- [SET EXERCISE]:
A line counts if it contains the word "объёму" at least once. State how many such lines the records contain, giving the number alone.
-- START OF RECORDS SUPPLIED --
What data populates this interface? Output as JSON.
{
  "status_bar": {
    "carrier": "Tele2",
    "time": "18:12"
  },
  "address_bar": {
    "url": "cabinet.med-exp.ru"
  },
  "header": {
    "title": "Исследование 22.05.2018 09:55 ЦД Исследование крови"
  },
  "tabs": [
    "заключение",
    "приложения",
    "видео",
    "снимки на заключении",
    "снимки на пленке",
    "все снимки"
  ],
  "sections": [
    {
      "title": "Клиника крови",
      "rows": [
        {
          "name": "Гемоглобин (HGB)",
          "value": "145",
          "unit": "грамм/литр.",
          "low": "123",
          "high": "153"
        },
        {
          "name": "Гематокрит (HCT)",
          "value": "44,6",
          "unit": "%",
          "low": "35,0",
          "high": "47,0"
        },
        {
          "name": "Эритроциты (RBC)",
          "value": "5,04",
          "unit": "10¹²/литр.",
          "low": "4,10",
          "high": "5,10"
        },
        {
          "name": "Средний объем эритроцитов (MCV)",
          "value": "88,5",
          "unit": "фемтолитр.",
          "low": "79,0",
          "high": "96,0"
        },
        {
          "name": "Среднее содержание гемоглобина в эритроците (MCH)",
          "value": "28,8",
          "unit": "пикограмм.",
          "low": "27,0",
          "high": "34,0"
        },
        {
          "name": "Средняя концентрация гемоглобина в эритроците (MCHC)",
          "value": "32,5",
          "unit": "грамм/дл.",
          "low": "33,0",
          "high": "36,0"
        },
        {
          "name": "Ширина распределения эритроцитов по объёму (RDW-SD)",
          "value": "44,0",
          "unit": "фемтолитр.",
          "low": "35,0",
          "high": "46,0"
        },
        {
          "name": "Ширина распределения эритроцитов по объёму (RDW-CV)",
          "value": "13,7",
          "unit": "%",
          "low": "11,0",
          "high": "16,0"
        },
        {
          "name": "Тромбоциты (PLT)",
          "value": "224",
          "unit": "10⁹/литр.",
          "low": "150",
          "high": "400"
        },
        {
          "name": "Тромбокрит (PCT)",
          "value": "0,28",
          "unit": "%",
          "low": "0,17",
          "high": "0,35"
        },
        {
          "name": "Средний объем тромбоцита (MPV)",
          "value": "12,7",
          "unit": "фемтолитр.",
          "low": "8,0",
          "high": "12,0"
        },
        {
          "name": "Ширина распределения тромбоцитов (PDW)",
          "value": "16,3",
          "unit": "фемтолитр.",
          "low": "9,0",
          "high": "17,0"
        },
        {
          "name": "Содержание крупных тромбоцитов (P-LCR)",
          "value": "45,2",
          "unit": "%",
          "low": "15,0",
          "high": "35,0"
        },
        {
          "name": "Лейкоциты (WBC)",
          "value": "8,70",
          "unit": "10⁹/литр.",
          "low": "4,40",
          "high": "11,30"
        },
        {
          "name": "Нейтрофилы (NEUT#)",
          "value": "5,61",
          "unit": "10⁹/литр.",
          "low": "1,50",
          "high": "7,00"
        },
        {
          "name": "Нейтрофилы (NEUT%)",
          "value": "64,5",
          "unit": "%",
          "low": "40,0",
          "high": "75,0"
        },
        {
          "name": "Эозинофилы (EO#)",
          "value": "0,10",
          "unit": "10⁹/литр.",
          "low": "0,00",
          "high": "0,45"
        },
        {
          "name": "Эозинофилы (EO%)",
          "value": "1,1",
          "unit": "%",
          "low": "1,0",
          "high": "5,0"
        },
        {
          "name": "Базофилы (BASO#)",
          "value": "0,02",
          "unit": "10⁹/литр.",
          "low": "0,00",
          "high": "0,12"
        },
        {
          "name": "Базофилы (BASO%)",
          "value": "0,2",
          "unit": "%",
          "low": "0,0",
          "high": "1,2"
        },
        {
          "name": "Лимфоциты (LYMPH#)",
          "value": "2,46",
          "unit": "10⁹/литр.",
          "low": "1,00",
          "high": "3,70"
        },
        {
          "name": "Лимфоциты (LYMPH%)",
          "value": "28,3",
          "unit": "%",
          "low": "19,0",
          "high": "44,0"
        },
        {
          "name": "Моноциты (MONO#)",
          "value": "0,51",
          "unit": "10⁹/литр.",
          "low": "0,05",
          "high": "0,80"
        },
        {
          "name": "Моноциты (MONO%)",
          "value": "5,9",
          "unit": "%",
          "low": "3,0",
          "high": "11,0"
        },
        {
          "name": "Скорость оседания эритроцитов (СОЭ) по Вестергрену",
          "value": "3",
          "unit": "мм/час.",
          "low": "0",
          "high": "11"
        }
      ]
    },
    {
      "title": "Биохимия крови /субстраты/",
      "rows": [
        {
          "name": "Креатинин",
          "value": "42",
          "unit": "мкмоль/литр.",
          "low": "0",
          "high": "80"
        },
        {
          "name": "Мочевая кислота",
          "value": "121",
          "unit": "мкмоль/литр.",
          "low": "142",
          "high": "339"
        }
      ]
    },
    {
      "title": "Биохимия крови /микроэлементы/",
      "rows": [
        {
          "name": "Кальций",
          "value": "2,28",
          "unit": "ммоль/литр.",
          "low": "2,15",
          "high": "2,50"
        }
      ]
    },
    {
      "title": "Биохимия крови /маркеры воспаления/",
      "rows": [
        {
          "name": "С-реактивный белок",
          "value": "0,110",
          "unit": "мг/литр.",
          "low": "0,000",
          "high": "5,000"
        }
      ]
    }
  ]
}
-- END OF RECORDS SUPPLIED --
- [TASK ANSWER]:
2